* Directions:
Return the full material exactly.

[Records from a collection of figures]
○ ○ ○ ○ ○

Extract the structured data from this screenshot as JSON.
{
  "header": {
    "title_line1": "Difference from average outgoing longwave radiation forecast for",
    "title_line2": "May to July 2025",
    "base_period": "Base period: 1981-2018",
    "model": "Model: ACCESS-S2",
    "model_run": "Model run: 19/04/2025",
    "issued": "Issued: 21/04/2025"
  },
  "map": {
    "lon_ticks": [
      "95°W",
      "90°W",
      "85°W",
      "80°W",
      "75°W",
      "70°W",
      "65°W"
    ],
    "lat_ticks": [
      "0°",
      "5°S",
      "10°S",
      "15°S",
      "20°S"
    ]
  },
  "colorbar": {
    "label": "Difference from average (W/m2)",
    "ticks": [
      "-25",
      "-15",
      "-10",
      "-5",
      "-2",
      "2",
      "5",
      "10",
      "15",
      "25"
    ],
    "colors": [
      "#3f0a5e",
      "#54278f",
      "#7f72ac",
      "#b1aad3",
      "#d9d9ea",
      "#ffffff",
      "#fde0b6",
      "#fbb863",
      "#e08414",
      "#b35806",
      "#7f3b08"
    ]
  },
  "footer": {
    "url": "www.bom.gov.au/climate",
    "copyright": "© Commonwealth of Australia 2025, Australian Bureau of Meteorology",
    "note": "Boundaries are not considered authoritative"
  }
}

○ ○ ○ ○ ○

* Written response:
Extract the structured data from this screenshot as JSON.
{
  "header": {
    "title_line1": "Difference from average outgoing longwave radiation forecast for",
    "title_line2": "May to July 2025",
    "base_period": "Base period: 1981-2018",
    "model": "Model: ACCESS-S2",
    "model_run": "Model run: 19/04/2025",
    "issued": "Issued: 21/04/2025"
  },
  "map": {
    "lon_ticks": [
      "95°W",
      "90°W",
      "85°W",
      "80°W",
      "75°W",
      "70°W",
      "65°W"
    ],
    "lat_ticks": [
      "0°",
      "5°S",
      "10°S",
      "15°S",
      "20°S"
    ]
  },
  "colorbar": {
    "label": "Difference from average (W/m2)",
    "ticks": [
      "-25",
      "-15",
      "-10",
      "-5",
      "-2",
      "2",
      "5",
      "10",
      "15",
      "25"
    ],
    "colors": [
      "#3f0a5e",
      "#54278f",
      "#7f72ac",
      "#b1aad3",
      "#d9d9ea",
      "#ffffff",
      "#fde0b6",
      "#fbb863",
      "#e08414",
      "#b35806",
      "#7f3b08"
    ]
  },
  "footer": {
    "url": "www.bom.gov.au/climate",
    "copyright": "© Commonwealth of Australia 2025, Australian Bureau of Meteorology",
    "note": "Boundaries are not considered authoritative"
  }
}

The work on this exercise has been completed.